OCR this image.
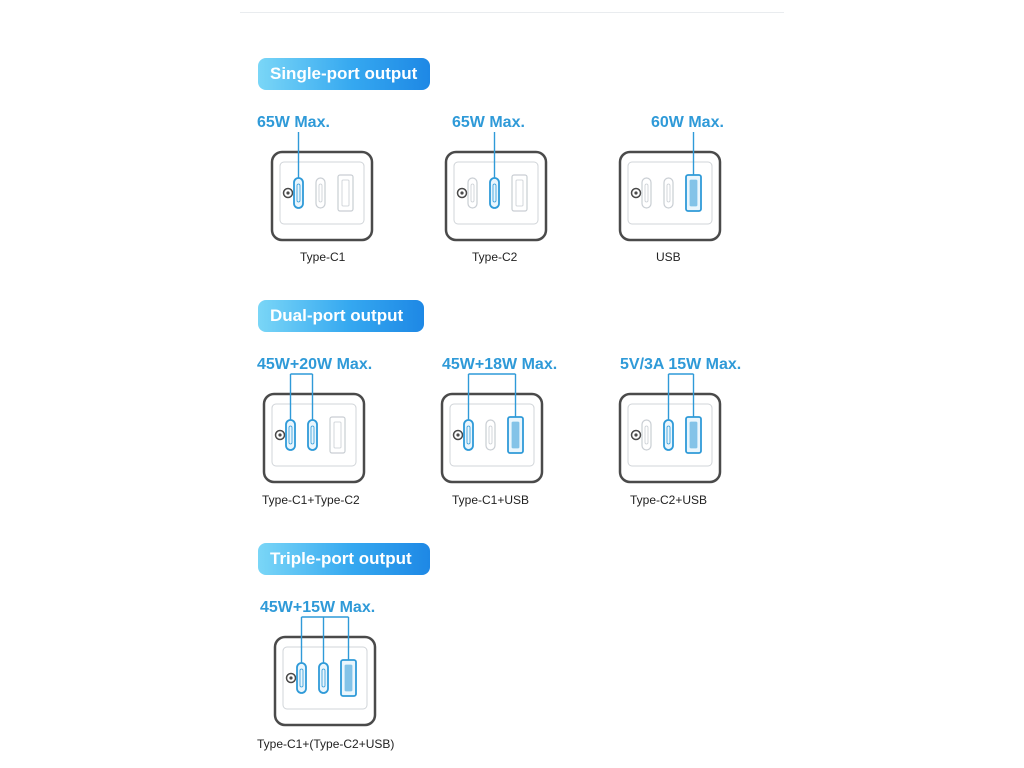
Single-port output
65W Max.
Type-C1
65W Max.
Type-C2
60W Max.
USB
Dual-port output
45W+20W Max.
Type-C1+Type-C2
45W+18W Max.
Type-C1+USB
5V/3A 15W Max.
Type-C2+USB
Triple-port output
45W+15W Max.
Type-C1+(Type-C2+USB)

Stated problem: Read the lines above. Gather those in which the string "output" is found.

In response:
Single-port output
Dual-port output
Triple-port output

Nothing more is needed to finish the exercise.